__Problem requirements__
Exactly as written, quote every line that follows, skipping the images.

__Dataset entries__

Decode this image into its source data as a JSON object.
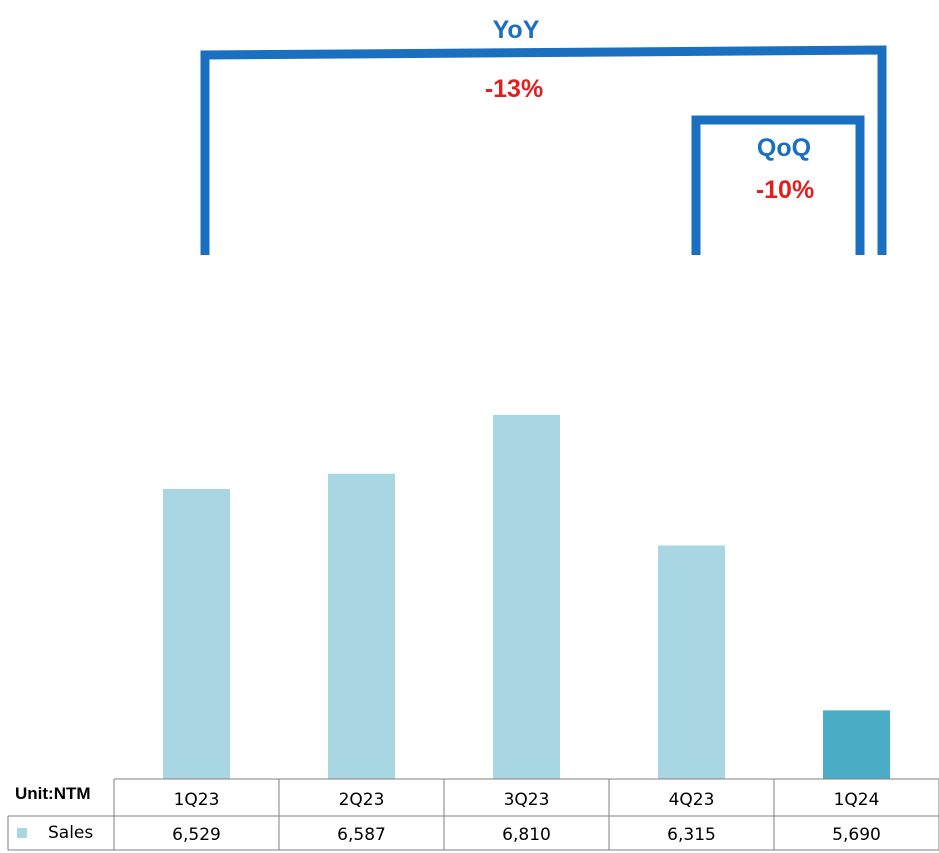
{
  "chart_data": {
    "type": "bar",
    "categories": [
      "1Q23",
      "2Q23",
      "3Q23",
      "4Q23",
      "1Q24"
    ],
    "series": [
      {
        "name": "Sales",
        "values": [
          6529,
          6587,
          6810,
          6315,
          5690
        ]
      }
    ],
    "unit_label": "Unit:NTM",
    "value_labels": [
      "6,529",
      "6,587",
      "6,810",
      "6,315",
      "5,690"
    ],
    "ylim": [
      5430,
      6980
    ],
    "grid": false,
    "legend": "table-left",
    "colors": {
      "bar": "#a8d6e3",
      "bar_highlight": "#4bacc6",
      "legend_swatch": "#a8d6e3",
      "annotation_title": "#1a6fc0",
      "annotation_value": "#e31e1e"
    },
    "annotations": [
      {
        "label": "YoY",
        "value": "-13%",
        "from": "1Q23",
        "to": "1Q24"
      },
      {
        "label": "QoQ",
        "value": "-10%",
        "from": "4Q23",
        "to": "1Q24"
      }
    ]
  }
}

__Written response__
Decode this image into its source data as a JSON object.
{
  "chart_data": {
    "type": "bar",
    "categories": [
      "1Q23",
      "2Q23",
      "3Q23",
      "4Q23",
      "1Q24"
    ],
    "series": [
      {
        "name": "Sales",
        "values": [
          6529,
          6587,
          6810,
          6315,
          5690
        ]
      }
    ],
    "unit_label": "Unit:NTM",
    "value_labels": [
      "6,529",
      "6,587",
      "6,810",
      "6,315",
      "5,690"
    ],
    "ylim": [
      5430,
      6980
    ],
    "grid": false,
    "legend": "table-left",
    "colors": {
      "bar": "#a8d6e3",
      "bar_highlight": "#4bacc6",
      "legend_swatch": "#a8d6e3",
      "annotation_title": "#1a6fc0",
      "annotation_value": "#e31e1e"
    },
    "annotations": [
      {
        "label": "YoY",
        "value": "-13%",
        "from": "1Q23",
        "to": "1Q24"
      },
      {
        "label": "QoQ",
        "value": "-10%",
        "from": "4Q23",
        "to": "1Q24"
      }
    ]
  }
}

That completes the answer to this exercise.